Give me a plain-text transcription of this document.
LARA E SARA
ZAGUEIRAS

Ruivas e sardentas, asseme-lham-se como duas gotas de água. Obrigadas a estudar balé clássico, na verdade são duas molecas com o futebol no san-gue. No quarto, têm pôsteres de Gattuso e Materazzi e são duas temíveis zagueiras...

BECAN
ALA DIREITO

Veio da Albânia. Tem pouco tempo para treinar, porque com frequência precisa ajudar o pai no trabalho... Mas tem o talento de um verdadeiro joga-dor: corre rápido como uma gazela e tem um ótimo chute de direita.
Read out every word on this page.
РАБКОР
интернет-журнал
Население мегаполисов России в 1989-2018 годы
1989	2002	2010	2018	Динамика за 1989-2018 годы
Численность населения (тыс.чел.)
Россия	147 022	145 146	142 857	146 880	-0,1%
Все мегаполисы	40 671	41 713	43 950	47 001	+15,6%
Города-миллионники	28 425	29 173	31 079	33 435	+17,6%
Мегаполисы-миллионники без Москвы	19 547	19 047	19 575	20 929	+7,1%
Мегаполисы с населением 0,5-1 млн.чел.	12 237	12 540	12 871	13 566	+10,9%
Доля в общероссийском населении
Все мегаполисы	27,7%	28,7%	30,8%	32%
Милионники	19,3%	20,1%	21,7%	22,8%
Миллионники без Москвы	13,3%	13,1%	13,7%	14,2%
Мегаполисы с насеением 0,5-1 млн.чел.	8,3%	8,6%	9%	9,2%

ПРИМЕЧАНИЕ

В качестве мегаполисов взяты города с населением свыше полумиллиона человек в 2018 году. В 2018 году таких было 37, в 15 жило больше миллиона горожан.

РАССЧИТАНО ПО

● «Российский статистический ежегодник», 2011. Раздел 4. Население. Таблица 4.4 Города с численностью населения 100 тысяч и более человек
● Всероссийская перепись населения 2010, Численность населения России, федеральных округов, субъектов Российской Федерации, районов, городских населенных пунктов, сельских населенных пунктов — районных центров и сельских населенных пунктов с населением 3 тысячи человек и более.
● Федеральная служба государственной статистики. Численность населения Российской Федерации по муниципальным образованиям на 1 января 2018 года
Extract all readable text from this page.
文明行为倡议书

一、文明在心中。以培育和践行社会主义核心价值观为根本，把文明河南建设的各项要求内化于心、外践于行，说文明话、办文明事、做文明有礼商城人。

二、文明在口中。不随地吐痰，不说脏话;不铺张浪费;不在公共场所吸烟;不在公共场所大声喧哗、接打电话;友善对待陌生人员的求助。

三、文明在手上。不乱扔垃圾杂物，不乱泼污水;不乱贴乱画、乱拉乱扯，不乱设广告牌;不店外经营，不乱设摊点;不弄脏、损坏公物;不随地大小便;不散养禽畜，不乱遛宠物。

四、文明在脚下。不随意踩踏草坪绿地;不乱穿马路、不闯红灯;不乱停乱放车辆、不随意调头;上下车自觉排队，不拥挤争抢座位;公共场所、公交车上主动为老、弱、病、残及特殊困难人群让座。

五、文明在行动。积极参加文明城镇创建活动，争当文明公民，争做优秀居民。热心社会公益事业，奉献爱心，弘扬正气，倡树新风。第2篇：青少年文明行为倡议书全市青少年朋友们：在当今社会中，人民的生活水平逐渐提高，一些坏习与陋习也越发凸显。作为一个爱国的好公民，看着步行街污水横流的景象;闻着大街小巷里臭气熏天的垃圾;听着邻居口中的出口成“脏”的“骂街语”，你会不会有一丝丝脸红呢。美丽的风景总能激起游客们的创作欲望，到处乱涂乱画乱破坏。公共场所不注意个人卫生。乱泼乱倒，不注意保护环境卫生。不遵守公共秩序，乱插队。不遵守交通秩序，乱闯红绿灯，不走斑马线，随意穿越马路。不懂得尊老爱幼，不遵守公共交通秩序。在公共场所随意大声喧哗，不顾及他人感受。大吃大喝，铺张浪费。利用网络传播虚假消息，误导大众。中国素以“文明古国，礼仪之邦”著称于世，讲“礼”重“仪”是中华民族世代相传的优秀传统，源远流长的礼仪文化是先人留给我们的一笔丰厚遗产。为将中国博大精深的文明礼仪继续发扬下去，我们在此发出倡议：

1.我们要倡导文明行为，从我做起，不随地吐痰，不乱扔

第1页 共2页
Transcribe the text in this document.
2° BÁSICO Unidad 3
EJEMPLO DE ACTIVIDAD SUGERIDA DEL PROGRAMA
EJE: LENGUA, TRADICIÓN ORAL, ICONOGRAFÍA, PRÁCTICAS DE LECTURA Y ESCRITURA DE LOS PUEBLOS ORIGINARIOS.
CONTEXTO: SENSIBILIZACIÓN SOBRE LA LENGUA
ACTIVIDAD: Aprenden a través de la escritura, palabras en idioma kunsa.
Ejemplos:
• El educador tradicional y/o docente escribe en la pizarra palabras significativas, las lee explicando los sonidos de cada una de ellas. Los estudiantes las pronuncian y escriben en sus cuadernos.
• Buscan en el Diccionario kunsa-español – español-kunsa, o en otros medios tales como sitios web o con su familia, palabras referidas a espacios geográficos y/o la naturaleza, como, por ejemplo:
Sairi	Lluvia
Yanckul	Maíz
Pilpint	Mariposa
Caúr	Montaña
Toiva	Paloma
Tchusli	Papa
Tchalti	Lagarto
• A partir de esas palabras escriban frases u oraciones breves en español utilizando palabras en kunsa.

GOAL: Set down the entries verbatim, leaving none out.

COMPLETED EXERCISE:
Give me a plain-text transcription of this document.
LARA E SARA
ZAGUEIRAS

Ruivas e sardentas, asseme-lham-se como duas gotas de água. Obrigadas a estudar balé clássico, na verdade são duas molecas com o futebol no san-gue. No quarto, têm pôsteres de Gattuso e Materazzi e são duas temíveis zagueiras...

BECAN
ALA DIREITO

Veio da Albânia. Tem pouco tempo para treinar, porque com frequência precisa ajudar o pai no trabalho... Mas tem o talento de um verdadeiro joga-dor: corre rápido como uma gazela e tem um ótimo chute de direita.
Read out every word on this page.
РАБКОР
интернет-журнал
Население мегаполисов России в 1989-2018 годы
1989	2002	2010	2018	Динамика за 1989-2018 годы
Численность населения (тыс.чел.)
Россия	147 022	145 146	142 857	146 880	-0,1%
Все мегаполисы	40 671	41 713	43 950	47 001	+15,6%
Города-миллионники	28 425	29 173	31 079	33 435	+17,6%
Мегаполисы-миллионники без Москвы	19 547	19 047	19 575	20 929	+7,1%
Мегаполисы с населением 0,5-1 млн.чел.	12 237	12 540	12 871	13 566	+10,9%
Доля в общероссийском населении
Все мегаполисы	27,7%	28,7%	30,8%	32%
Милионники	19,3%	20,1%	21,7%	22,8%
Миллионники без Москвы	13,3%	13,1%	13,7%	14,2%
Мегаполисы с насеением 0,5-1 млн.чел.	8,3%	8,6%	9%	9,2%

ПРИМЕЧАНИЕ

В качестве мегаполисов взяты города с населением свыше полумиллиона человек в 2018 году. В 2018 году таких было 37, в 15 жило больше миллиона горожан.

РАССЧИТАНО ПО

● «Российский статистический ежегодник», 2011. Раздел 4. Население. Таблица 4.4 Города с численностью населения 100 тысяч и более человек
● Всероссийская перепись населения 2010, Численность населения России, федеральных округов, субъектов Российской Федерации, районов, городских населенных пунктов, сельских населенных пунктов — районных центров и сельских населенных пунктов с населением 3 тысячи человек и более.
● Федеральная служба государственной статистики. Численность населения Российской Федерации по муниципальным образованиям на 1 января 2018 года
Extract all readable text from this page.
文明行为倡议书

一、文明在心中。以培育和践行社会主义核心价值观为根本，把文明河南建设的各项要求内化于心、外践于行，说文明话、办文明事、做文明有礼商城人。

二、文明在口中。不随地吐痰，不说脏话;不铺张浪费;不在公共场所吸烟;不在公共场所大声喧哗、接打电话;友善对待陌生人员的求助。

三、文明在手上。不乱扔垃圾杂物，不乱泼污水;不乱贴乱画、乱拉乱扯，不乱设广告牌;不店外经营，不乱设摊点;不弄脏、损坏公物;不随地大小便;不散养禽畜，不乱遛宠物。

四、文明在脚下。不随意踩踏草坪绿地;不乱穿马路、不闯红灯;不乱停乱放车辆、不随意调头;上下车自觉排队，不拥挤争抢座位;公共场所、公交车上主动为老、弱、病、残及特殊困难人群让座。

五、文明在行动。积极参加文明城镇创建活动，争当文明公民，争做优秀居民。热心社会公益事业，奉献爱心，弘扬正气，倡树新风。第2篇：青少年文明行为倡议书全市青少年朋友们：在当今社会中，人民的生活水平逐渐提高，一些坏习与陋习也越发凸显。作为一个爱国的好公民，看着步行街污水横流的景象;闻着大街小巷里臭气熏天的垃圾;听着邻居口中的出口成“脏”的“骂街语”，你会不会有一丝丝脸红呢。美丽的风景总能激起游客们的创作欲望，到处乱涂乱画乱破坏。公共场所不注意个人卫生。乱泼乱倒，不注意保护环境卫生。不遵守公共秩序，乱插队。不遵守交通秩序，乱闯红绿灯，不走斑马线，随意穿越马路。不懂得尊老爱幼，不遵守公共交通秩序。在公共场所随意大声喧哗，不顾及他人感受。大吃大喝，铺张浪费。利用网络传播虚假消息，误导大众。中国素以“文明古国，礼仪之邦”著称于世，讲“礼”重“仪”是中华民族世代相传的优秀传统，源远流长的礼仪文化是先人留给我们的一笔丰厚遗产。为将中国博大精深的文明礼仪继续发扬下去，我们在此发出倡议：

1.我们要倡导文明行为，从我做起，不随地吐痰，不乱扔

第1页 共2页
Transcribe the text in this document.
2° BÁSICO Unidad 3
EJEMPLO DE ACTIVIDAD SUGERIDA DEL PROGRAMA
EJE: LENGUA, TRADICIÓN ORAL, ICONOGRAFÍA, PRÁCTICAS DE LECTURA Y ESCRITURA DE LOS PUEBLOS ORIGINARIOS.
CONTEXTO: SENSIBILIZACIÓN SOBRE LA LENGUA
ACTIVIDAD: Aprenden a través de la escritura, palabras en idioma kunsa.
Ejemplos:
• El educador tradicional y/o docente escribe en la pizarra palabras significativas, las lee explicando los sonidos de cada una de ellas. Los estudiantes las pronuncian y escriben en sus cuadernos.
• Buscan en el Diccionario kunsa-español – español-kunsa, o en otros medios tales como sitios web o con su familia, palabras referidas a espacios geográficos y/o la naturaleza, como, por ejemplo:
Sairi	Lluvia
Yanckul	Maíz
Pilpint	Mariposa
Caúr	Montaña
Toiva	Paloma
Tchusli	Papa
Tchalti	Lagarto
• A partir de esas palabras escriban frases u oraciones breves en español utilizando palabras en kunsa.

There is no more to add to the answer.